Task directions:
Give back the full listing, character for character, with no pictures.

Available records:
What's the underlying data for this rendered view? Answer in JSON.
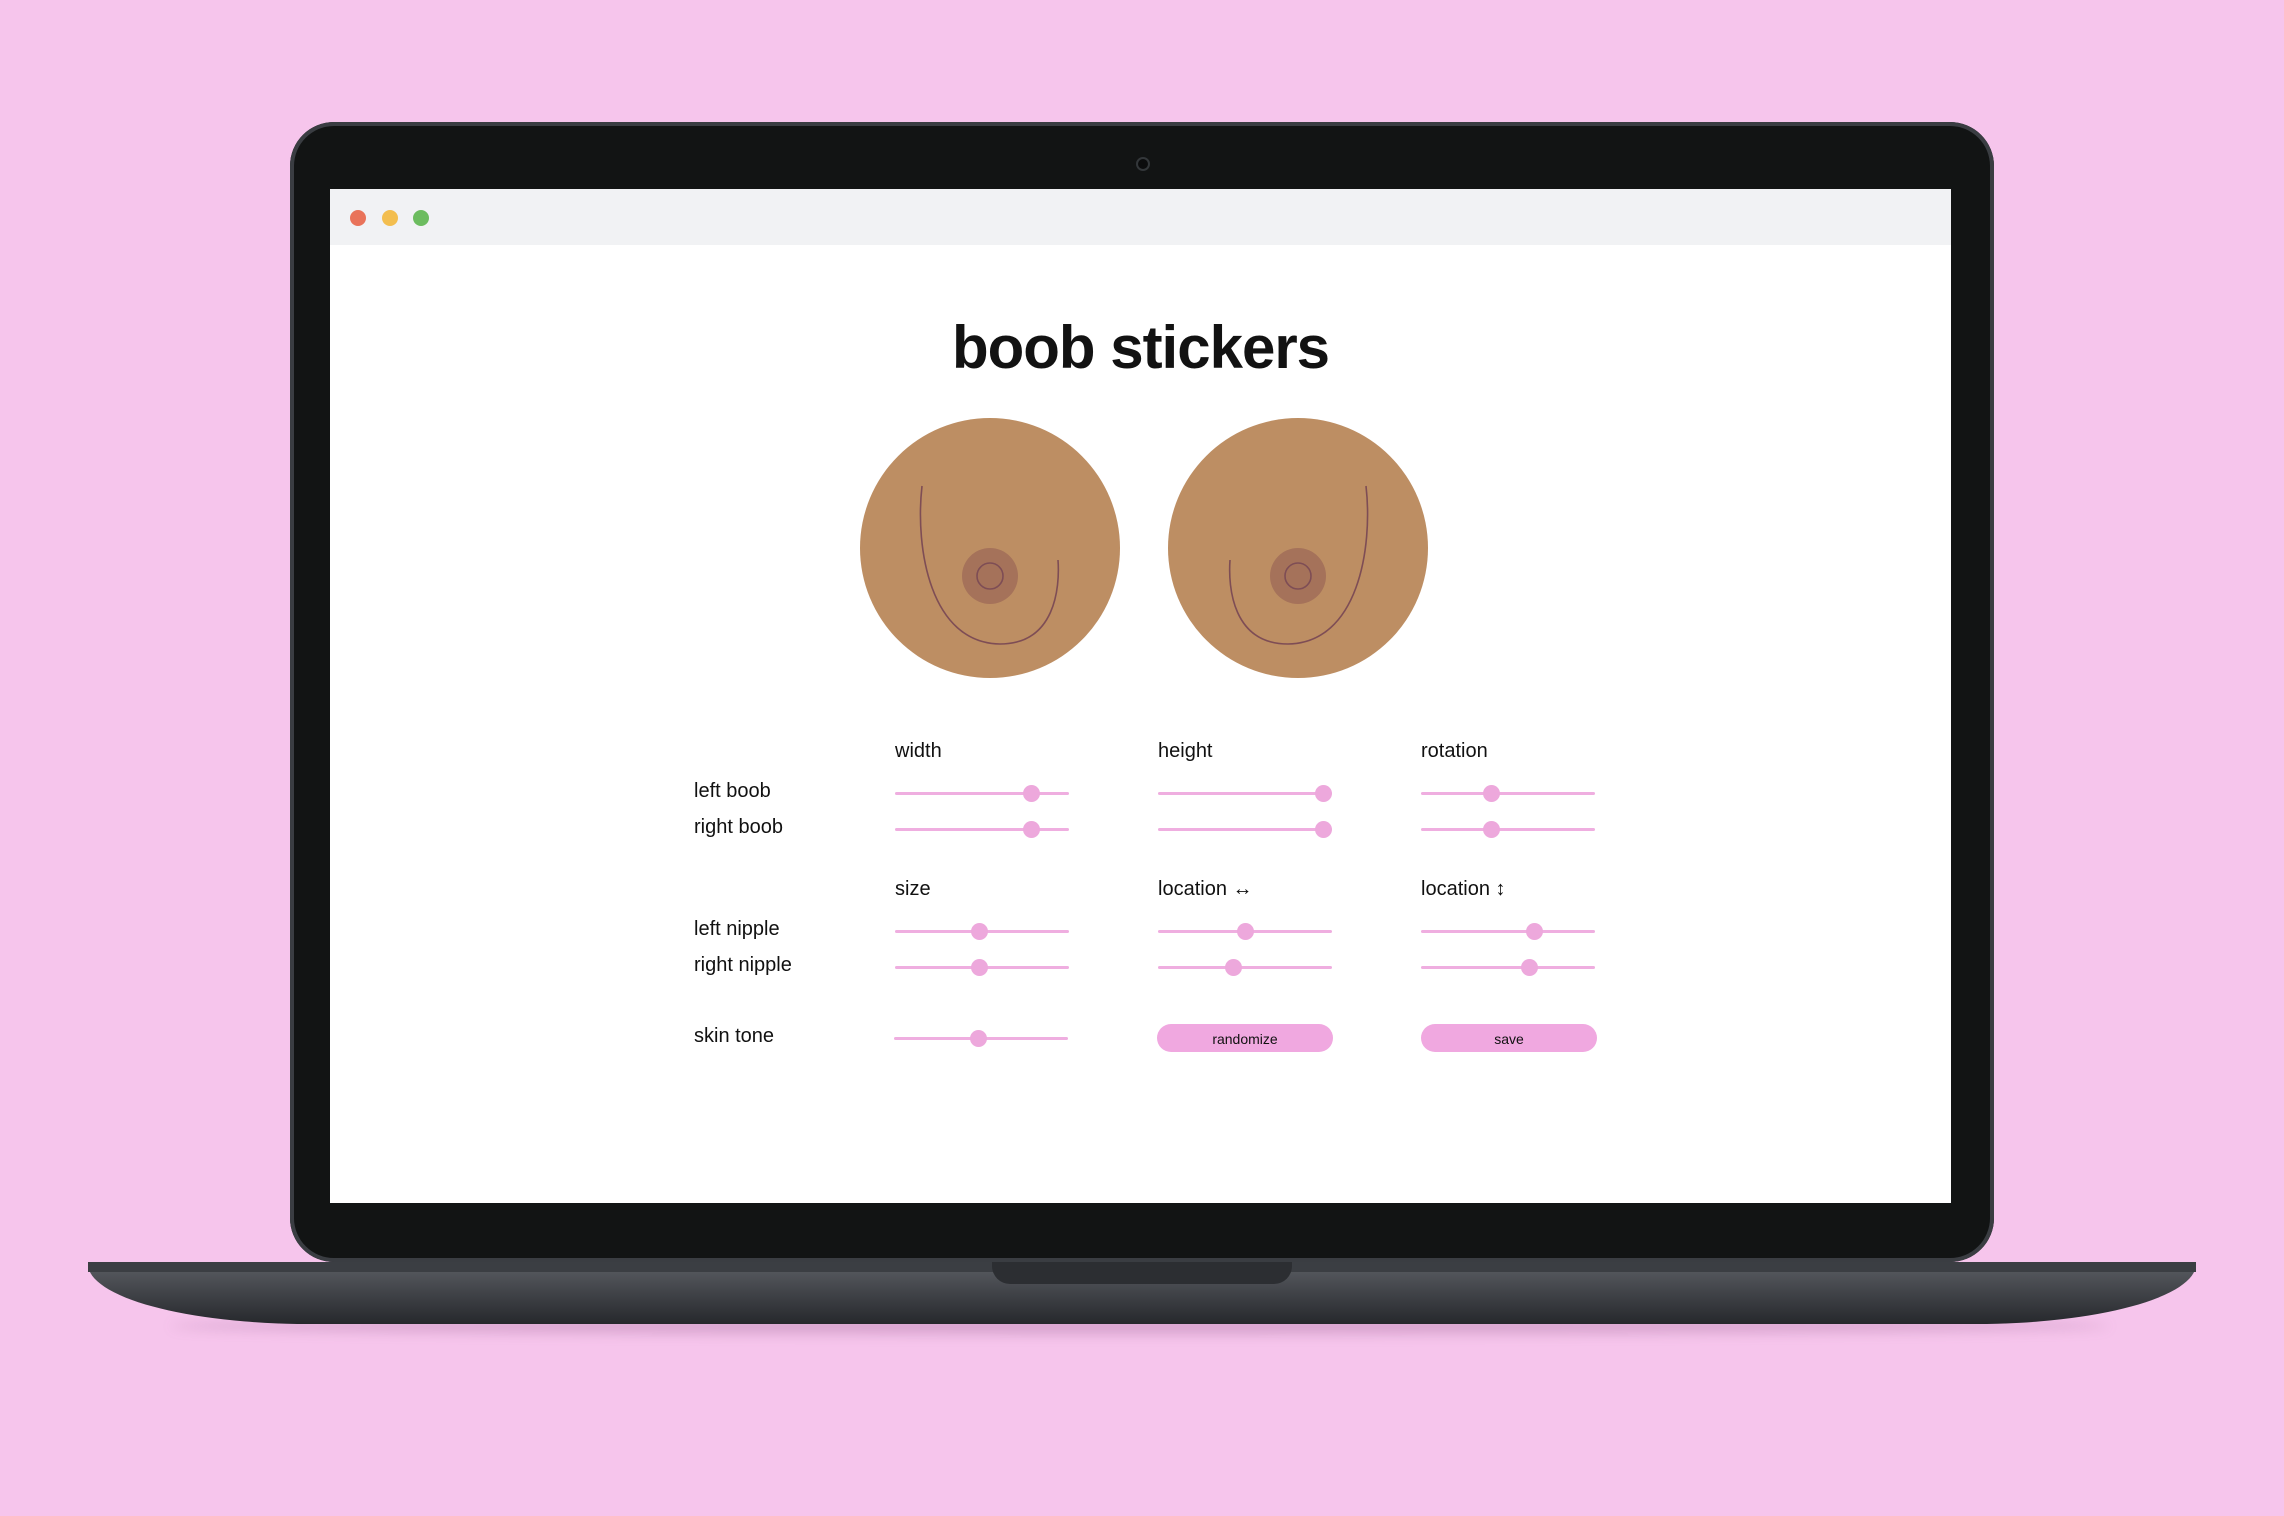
{
  "app": {
    "title": "boob stickers"
  },
  "columns_boob": {
    "c1": "width",
    "c2": "height",
    "c3": "rotation"
  },
  "columns_nipple": {
    "c1": "size",
    "c2": "location ↔",
    "c3": "location ↕"
  },
  "rows": {
    "left_boob": "left boob",
    "right_boob": "right boob",
    "left_nipple": "left nipple",
    "right_nipple": "right nipple",
    "skin_tone": "skin tone"
  },
  "slider_values": {
    "left_boob": {
      "width": 0.78,
      "height": 0.95,
      "rotation": 0.4
    },
    "right_boob": {
      "width": 0.78,
      "height": 0.95,
      "rotation": 0.4
    },
    "left_nipple": {
      "size": 0.48,
      "location_h": 0.5,
      "location_v": 0.65
    },
    "right_nipple": {
      "size": 0.48,
      "location_h": 0.43,
      "location_v": 0.62
    },
    "skin_tone": 0.48
  },
  "buttons": {
    "randomize": "randomize",
    "save": "save"
  },
  "colors": {
    "background": "#f6c5ec",
    "skin": "#bd8e63",
    "areola": "#a5725a",
    "line": "#7e4d55",
    "slider_accent": "#eda8dc",
    "button": "#f0a8e0"
  }
}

Answer below:
What's the underlying data for this rendered view? Answer in JSON.
{
  "app": {
    "title": "boob stickers"
  },
  "columns_boob": {
    "c1": "width",
    "c2": "height",
    "c3": "rotation"
  },
  "columns_nipple": {
    "c1": "size",
    "c2": "location ↔",
    "c3": "location ↕"
  },
  "rows": {
    "left_boob": "left boob",
    "right_boob": "right boob",
    "left_nipple": "left nipple",
    "right_nipple": "right nipple",
    "skin_tone": "skin tone"
  },
  "slider_values": {
    "left_boob": {
      "width": 0.78,
      "height": 0.95,
      "rotation": 0.4
    },
    "right_boob": {
      "width": 0.78,
      "height": 0.95,
      "rotation": 0.4
    },
    "left_nipple": {
      "size": 0.48,
      "location_h": 0.5,
      "location_v": 0.65
    },
    "right_nipple": {
      "size": 0.48,
      "location_h": 0.43,
      "location_v": 0.62
    },
    "skin_tone": 0.48
  },
  "buttons": {
    "randomize": "randomize",
    "save": "save"
  },
  "colors": {
    "background": "#f6c5ec",
    "skin": "#bd8e63",
    "areola": "#a5725a",
    "line": "#7e4d55",
    "slider_accent": "#eda8dc",
    "button": "#f0a8e0"
  }
}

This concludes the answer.